→ Work to do:
Scan the material below for lines with the word "image" and report how many there are, with nothing added.
**********
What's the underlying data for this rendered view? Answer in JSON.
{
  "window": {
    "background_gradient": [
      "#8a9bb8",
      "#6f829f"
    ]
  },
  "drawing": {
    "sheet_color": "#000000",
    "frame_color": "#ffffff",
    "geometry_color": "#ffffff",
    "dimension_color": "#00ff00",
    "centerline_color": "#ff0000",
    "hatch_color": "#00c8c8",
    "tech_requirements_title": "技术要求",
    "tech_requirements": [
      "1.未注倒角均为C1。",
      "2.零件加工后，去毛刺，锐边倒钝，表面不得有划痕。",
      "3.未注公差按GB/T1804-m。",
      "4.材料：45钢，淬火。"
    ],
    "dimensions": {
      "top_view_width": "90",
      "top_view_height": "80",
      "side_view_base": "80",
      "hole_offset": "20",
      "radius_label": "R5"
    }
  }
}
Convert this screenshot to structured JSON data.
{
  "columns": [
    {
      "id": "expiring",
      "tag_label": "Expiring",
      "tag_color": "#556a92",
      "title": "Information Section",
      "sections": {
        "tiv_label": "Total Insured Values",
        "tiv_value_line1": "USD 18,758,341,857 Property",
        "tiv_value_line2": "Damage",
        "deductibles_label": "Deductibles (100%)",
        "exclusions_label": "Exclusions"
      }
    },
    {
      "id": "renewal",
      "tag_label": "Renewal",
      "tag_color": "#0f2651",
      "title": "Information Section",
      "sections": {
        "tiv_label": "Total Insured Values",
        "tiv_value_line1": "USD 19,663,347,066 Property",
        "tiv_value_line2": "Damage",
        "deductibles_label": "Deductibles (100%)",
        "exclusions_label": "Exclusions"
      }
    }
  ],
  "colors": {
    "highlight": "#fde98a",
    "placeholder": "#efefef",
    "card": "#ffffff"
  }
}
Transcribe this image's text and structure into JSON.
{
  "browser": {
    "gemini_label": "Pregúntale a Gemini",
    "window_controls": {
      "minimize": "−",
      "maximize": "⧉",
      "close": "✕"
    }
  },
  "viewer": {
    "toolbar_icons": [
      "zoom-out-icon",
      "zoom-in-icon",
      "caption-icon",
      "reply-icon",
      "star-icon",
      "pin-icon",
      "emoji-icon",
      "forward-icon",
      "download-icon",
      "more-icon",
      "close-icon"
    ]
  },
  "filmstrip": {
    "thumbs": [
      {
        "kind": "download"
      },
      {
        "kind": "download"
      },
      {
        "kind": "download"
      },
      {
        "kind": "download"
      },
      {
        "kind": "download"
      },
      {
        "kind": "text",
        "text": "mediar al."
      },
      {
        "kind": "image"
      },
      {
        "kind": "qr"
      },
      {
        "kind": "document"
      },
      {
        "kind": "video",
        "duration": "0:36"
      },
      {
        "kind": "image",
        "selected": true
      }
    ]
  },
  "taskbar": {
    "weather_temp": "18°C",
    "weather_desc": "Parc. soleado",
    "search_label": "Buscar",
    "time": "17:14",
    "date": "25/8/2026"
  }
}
**********
→ Exercise output:
3